*TASK:* Scan the following material for the string "laird" and copy each line in which it appears.
──────── ENTRIES PROVIDED ────────
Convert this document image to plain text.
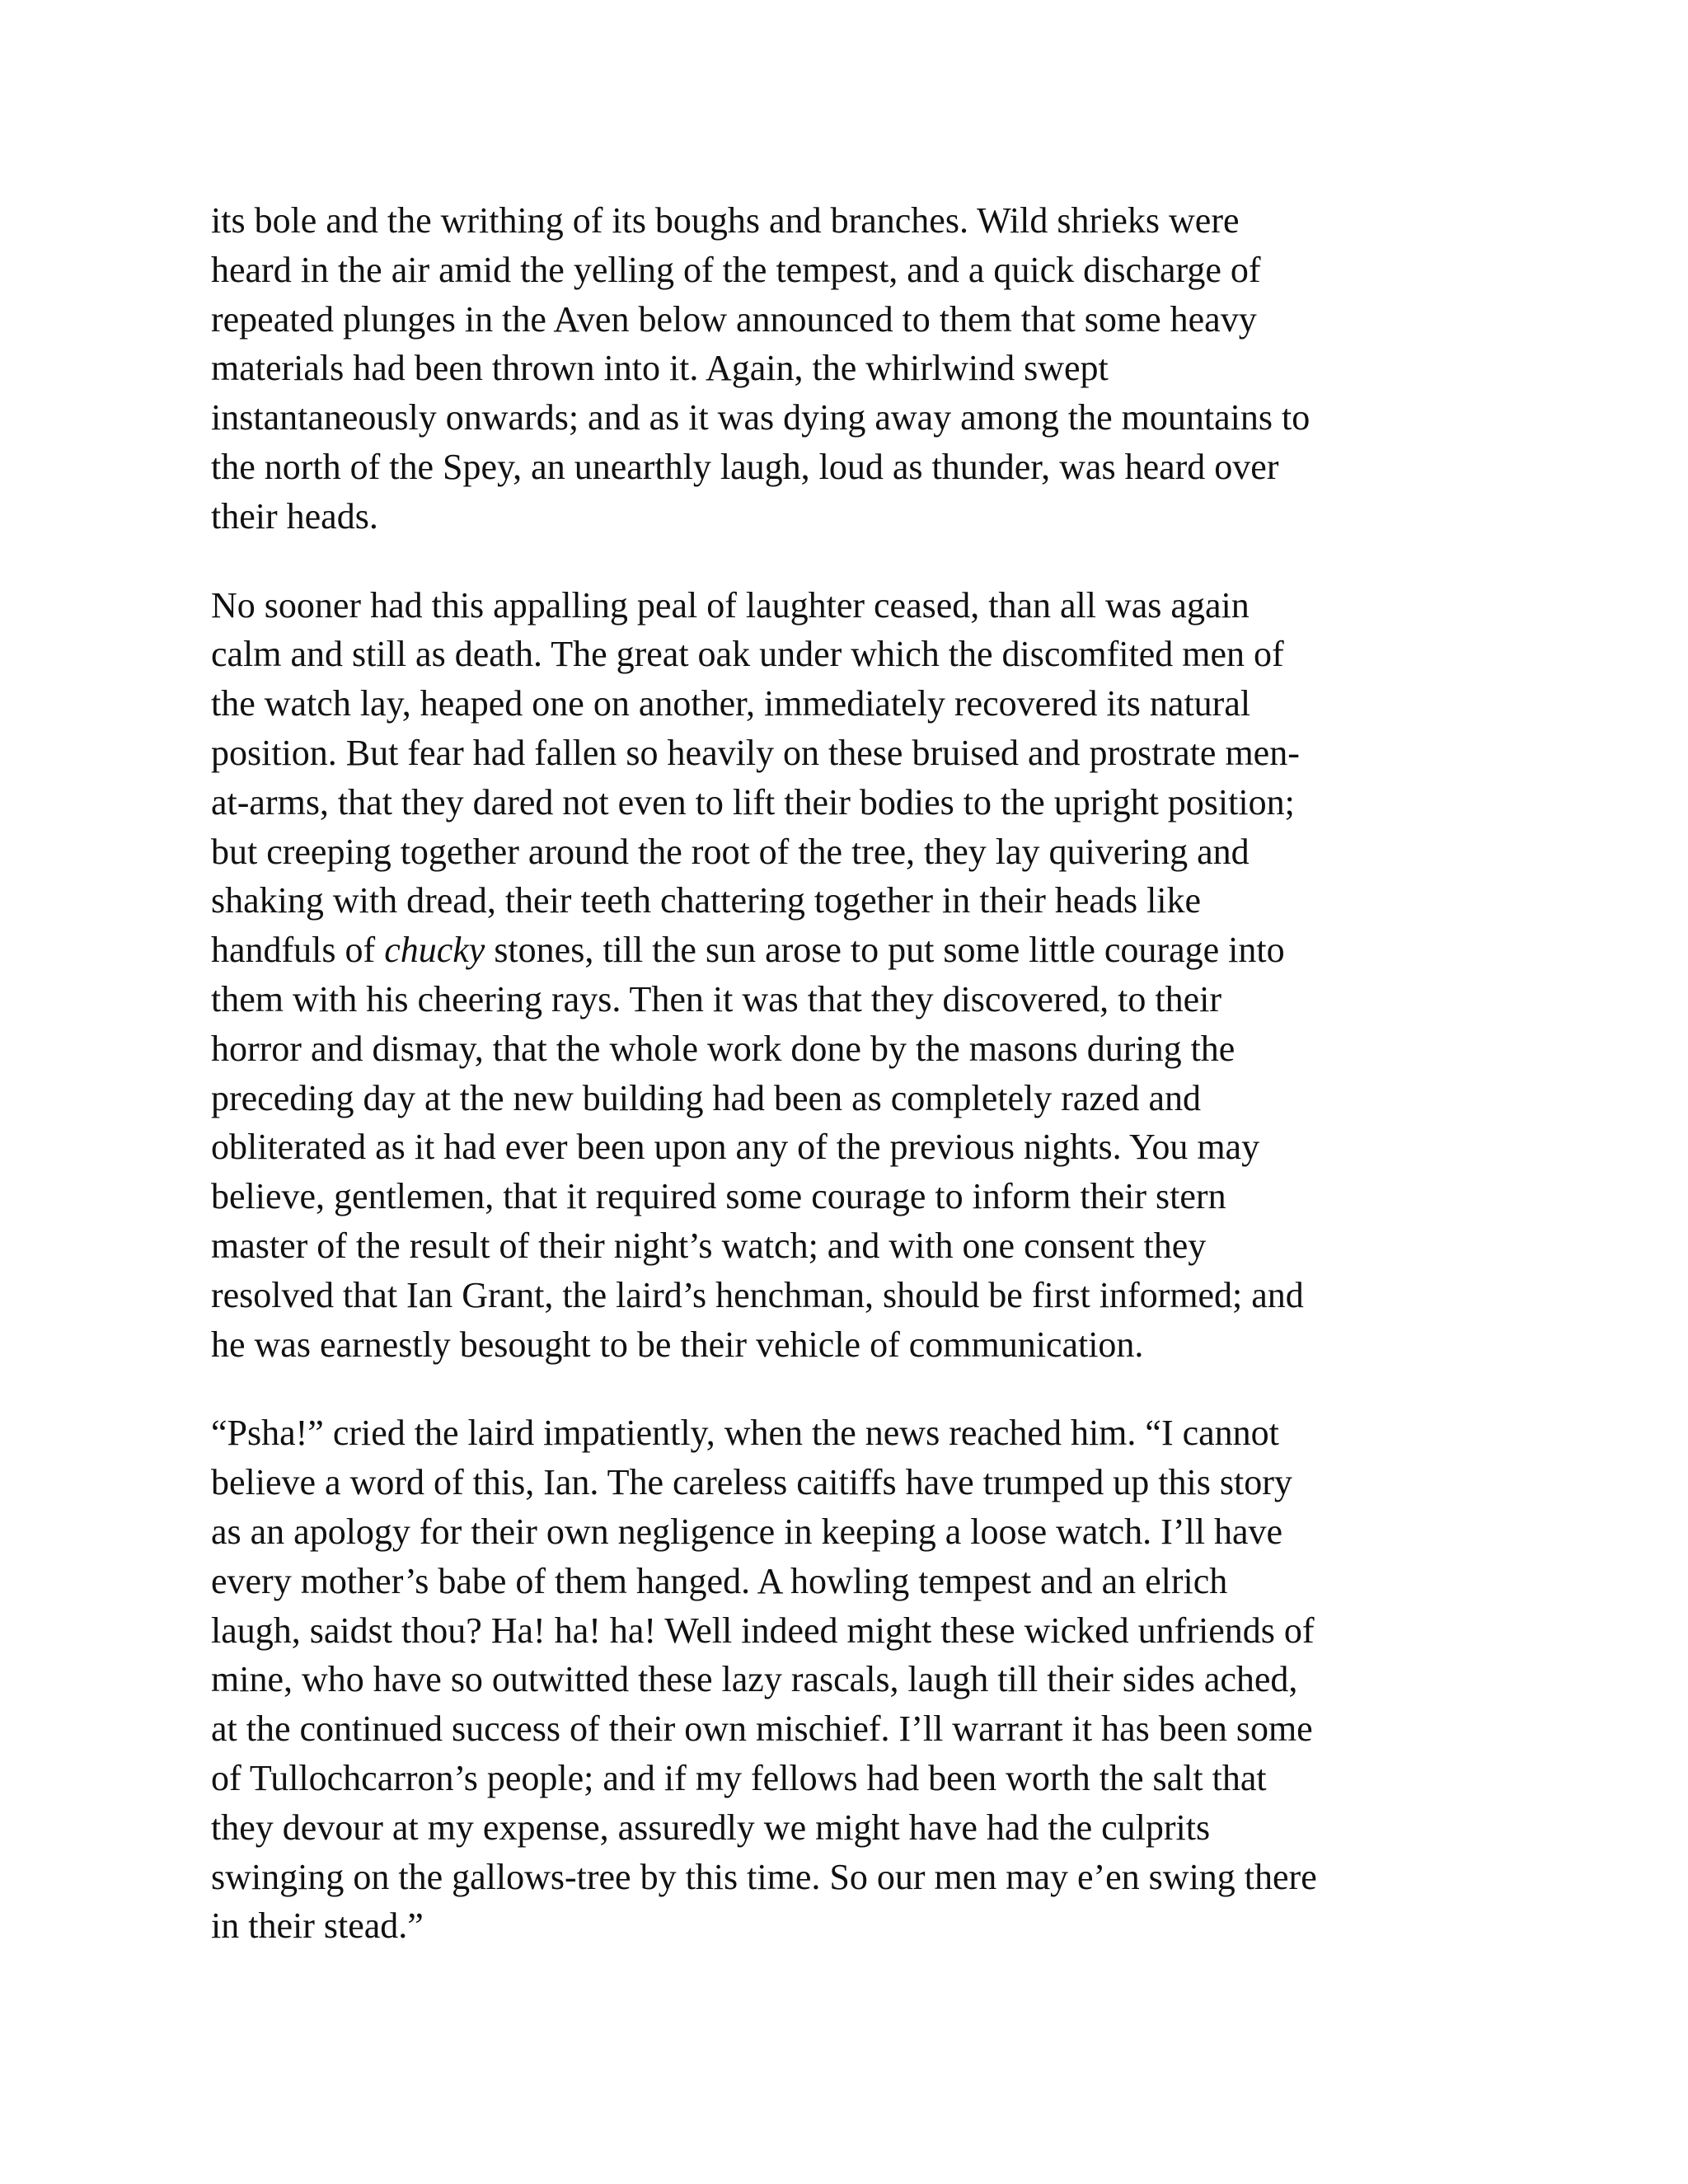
its bole and the writhing of its boughs and branches. Wild shrieks were
heard in the air amid the yelling of the tempest, and a quick discharge of
repeated plunges in the Aven below announced to them that some heavy
materials had been thrown into it. Again, the whirlwind swept
instantaneously onwards; and as it was dying away among the mountains to
the north of the Spey, an unearthly laugh, loud as thunder, was heard over
their heads.

No sooner had this appalling peal of laughter ceased, than all was again
calm and still as death. The great oak under which the discomfited men of
the watch lay, heaped one on another, immediately recovered its natural
position. But fear had fallen so heavily on these bruised and prostrate men-
at-arms, that they dared not even to lift their bodies to the upright position;
but creeping together around the root of the tree, they lay quivering and
shaking with dread, their teeth chattering together in their heads like
handfuls of chucky stones, till the sun arose to put some little courage into
them with his cheering rays. Then it was that they discovered, to their
horror and dismay, that the whole work done by the masons during the
preceding day at the new building had been as completely razed and
obliterated as it had ever been upon any of the previous nights. You may
believe, gentlemen, that it required some courage to inform their stern
master of the result of their night’s watch; and with one consent they
resolved that Ian Grant, the laird’s henchman, should be first informed; and
he was earnestly besought to be their vehicle of communication.

“Psha!” cried the laird impatiently, when the news reached him. “I cannot
believe a word of this, Ian. The careless caitiffs have trumped up this story
as an apology for their own negligence in keeping a loose watch. I’ll have
every mother’s babe of them hanged. A howling tempest and an elrich
laugh, saidst thou? Ha! ha! ha! Well indeed might these wicked unfriends of
mine, who have so outwitted these lazy rascals, laugh till their sides ached,
at the continued success of their own mischief. I’ll warrant it has been some
of Tullochcarron’s people; and if my fellows had been worth the salt that
they devour at my expense, assuredly we might have had the culprits
swinging on the gallows-tree by this time. So our men may e’en swing there
in their stead.”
────────
*OUTPUT OF THE EXERCISE:*
resolved that Ian Grant, the laird’s henchman, should be first informed; and
“Psha!” cried the laird impatiently, when the news reached him. “I cannot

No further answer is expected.